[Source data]
--------------------
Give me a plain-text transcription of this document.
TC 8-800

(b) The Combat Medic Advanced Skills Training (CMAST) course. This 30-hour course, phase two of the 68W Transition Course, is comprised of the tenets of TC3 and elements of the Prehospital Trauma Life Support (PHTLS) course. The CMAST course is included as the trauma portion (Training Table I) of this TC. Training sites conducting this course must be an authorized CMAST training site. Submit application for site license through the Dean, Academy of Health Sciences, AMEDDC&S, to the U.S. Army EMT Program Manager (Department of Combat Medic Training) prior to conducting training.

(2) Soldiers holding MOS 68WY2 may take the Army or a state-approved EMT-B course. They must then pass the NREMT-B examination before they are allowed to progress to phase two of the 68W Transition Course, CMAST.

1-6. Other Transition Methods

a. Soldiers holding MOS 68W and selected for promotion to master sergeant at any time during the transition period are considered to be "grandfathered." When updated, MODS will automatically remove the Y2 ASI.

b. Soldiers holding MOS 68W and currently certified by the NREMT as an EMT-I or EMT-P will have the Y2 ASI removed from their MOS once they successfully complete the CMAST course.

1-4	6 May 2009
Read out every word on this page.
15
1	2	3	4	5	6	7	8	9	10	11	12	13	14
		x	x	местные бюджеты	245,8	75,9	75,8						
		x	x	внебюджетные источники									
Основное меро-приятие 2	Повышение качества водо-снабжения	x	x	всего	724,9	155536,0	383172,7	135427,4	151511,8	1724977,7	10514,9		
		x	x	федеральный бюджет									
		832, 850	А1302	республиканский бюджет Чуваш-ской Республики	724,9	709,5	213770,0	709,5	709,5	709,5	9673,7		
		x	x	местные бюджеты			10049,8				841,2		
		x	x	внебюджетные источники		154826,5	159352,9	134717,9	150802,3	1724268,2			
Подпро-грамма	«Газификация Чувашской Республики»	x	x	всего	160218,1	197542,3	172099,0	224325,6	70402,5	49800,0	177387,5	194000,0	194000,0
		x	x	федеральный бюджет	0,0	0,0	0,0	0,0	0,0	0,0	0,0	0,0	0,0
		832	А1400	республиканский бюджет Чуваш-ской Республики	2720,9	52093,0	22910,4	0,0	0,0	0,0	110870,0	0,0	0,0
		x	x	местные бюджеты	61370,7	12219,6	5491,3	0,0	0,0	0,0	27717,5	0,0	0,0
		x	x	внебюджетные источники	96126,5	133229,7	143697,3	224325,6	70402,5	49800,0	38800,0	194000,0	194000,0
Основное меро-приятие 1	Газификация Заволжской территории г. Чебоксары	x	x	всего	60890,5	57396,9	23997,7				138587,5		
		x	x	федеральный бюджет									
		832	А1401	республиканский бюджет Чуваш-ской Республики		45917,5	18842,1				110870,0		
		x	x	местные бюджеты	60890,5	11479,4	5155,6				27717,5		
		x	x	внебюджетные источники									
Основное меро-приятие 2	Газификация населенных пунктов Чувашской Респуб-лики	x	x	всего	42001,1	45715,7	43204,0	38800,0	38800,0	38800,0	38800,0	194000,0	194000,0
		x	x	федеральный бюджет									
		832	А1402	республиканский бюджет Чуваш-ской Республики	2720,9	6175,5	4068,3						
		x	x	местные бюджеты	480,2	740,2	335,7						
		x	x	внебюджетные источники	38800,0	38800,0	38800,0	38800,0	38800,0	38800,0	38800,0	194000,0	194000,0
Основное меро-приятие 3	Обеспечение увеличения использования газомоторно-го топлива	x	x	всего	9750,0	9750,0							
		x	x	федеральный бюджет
--------------------
Write out all records exactly, keeping every detail.

_RESULT_
Give me a plain-text transcription of this document.
TC 8-800

(b) The Combat Medic Advanced Skills Training (CMAST) course. This 30-hour course, phase two of the 68W Transition Course, is comprised of the tenets of TC3 and elements of the Prehospital Trauma Life Support (PHTLS) course. The CMAST course is included as the trauma portion (Training Table I) of this TC. Training sites conducting this course must be an authorized CMAST training site. Submit application for site license through the Dean, Academy of Health Sciences, AMEDDC&S, to the U.S. Army EMT Program Manager (Department of Combat Medic Training) prior to conducting training.

(2) Soldiers holding MOS 68WY2 may take the Army or a state-approved EMT-B course. They must then pass the NREMT-B examination before they are allowed to progress to phase two of the 68W Transition Course, CMAST.

1-6. Other Transition Methods

a. Soldiers holding MOS 68W and selected for promotion to master sergeant at any time during the transition period are considered to be "grandfathered." When updated, MODS will automatically remove the Y2 ASI.

b. Soldiers holding MOS 68W and currently certified by the NREMT as an EMT-I or EMT-P will have the Y2 ASI removed from their MOS once they successfully complete the CMAST course.

1-4	6 May 2009
Read out every word on this page.
15
1	2	3	4	5	6	7	8	9	10	11	12	13	14
		x	x	местные бюджеты	245,8	75,9	75,8						
		x	x	внебюджетные источники									
Основное меро-приятие 2	Повышение качества водо-снабжения	x	x	всего	724,9	155536,0	383172,7	135427,4	151511,8	1724977,7	10514,9		
		x	x	федеральный бюджет									
		832, 850	А1302	республиканский бюджет Чуваш-ской Республики	724,9	709,5	213770,0	709,5	709,5	709,5	9673,7		
		x	x	местные бюджеты			10049,8				841,2		
		x	x	внебюджетные источники		154826,5	159352,9	134717,9	150802,3	1724268,2			
Подпро-грамма	«Газификация Чувашской Республики»	x	x	всего	160218,1	197542,3	172099,0	224325,6	70402,5	49800,0	177387,5	194000,0	194000,0
		x	x	федеральный бюджет	0,0	0,0	0,0	0,0	0,0	0,0	0,0	0,0	0,0
		832	А1400	республиканский бюджет Чуваш-ской Республики	2720,9	52093,0	22910,4	0,0	0,0	0,0	110870,0	0,0	0,0
		x	x	местные бюджеты	61370,7	12219,6	5491,3	0,0	0,0	0,0	27717,5	0,0	0,0
		x	x	внебюджетные источники	96126,5	133229,7	143697,3	224325,6	70402,5	49800,0	38800,0	194000,0	194000,0
Основное меро-приятие 1	Газификация Заволжской территории г. Чебоксары	x	x	всего	60890,5	57396,9	23997,7				138587,5		
		x	x	федеральный бюджет									
		832	А1401	республиканский бюджет Чуваш-ской Республики		45917,5	18842,1				110870,0		
		x	x	местные бюджеты	60890,5	11479,4	5155,6				27717,5		
		x	x	внебюджетные источники									
Основное меро-приятие 2	Газификация населенных пунктов Чувашской Респуб-лики	x	x	всего	42001,1	45715,7	43204,0	38800,0	38800,0	38800,0	38800,0	194000,0	194000,0
		x	x	федеральный бюджет									
		832	А1402	республиканский бюджет Чуваш-ской Республики	2720,9	6175,5	4068,3						
		x	x	местные бюджеты	480,2	740,2	335,7						
		x	x	внебюджетные источники	38800,0	38800,0	38800,0	38800,0	38800,0	38800,0	38800,0	194000,0	194000,0
Основное меро-приятие 3	Обеспечение увеличения использования газомоторно-го топлива	x	x	всего	9750,0	9750,0							
		x	x	федеральный бюджет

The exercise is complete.